■ To do: Look through the material and tally each line bearing the word "true". Give only the total.

■ Data extract:
------------------------------------------------------------------------
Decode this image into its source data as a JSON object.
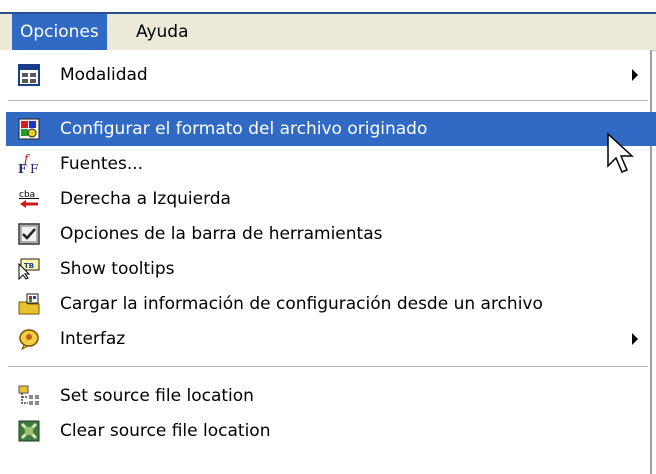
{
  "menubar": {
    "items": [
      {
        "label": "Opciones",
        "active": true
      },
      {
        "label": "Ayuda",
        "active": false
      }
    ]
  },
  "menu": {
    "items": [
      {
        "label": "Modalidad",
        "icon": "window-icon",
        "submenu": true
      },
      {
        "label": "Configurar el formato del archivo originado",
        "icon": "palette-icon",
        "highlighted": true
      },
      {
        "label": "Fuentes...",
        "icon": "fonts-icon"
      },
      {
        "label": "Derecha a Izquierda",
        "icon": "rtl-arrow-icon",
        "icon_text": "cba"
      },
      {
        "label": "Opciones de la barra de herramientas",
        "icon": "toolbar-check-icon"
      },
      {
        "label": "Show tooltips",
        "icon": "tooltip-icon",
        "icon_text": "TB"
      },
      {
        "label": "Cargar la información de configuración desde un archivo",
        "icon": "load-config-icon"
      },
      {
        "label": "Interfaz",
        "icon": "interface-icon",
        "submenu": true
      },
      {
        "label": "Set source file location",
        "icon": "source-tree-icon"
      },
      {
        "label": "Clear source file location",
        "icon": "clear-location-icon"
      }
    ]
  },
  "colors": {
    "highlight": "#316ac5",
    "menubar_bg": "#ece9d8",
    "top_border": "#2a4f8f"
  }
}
------------------------------------------------------------------------
■ Right answer: 4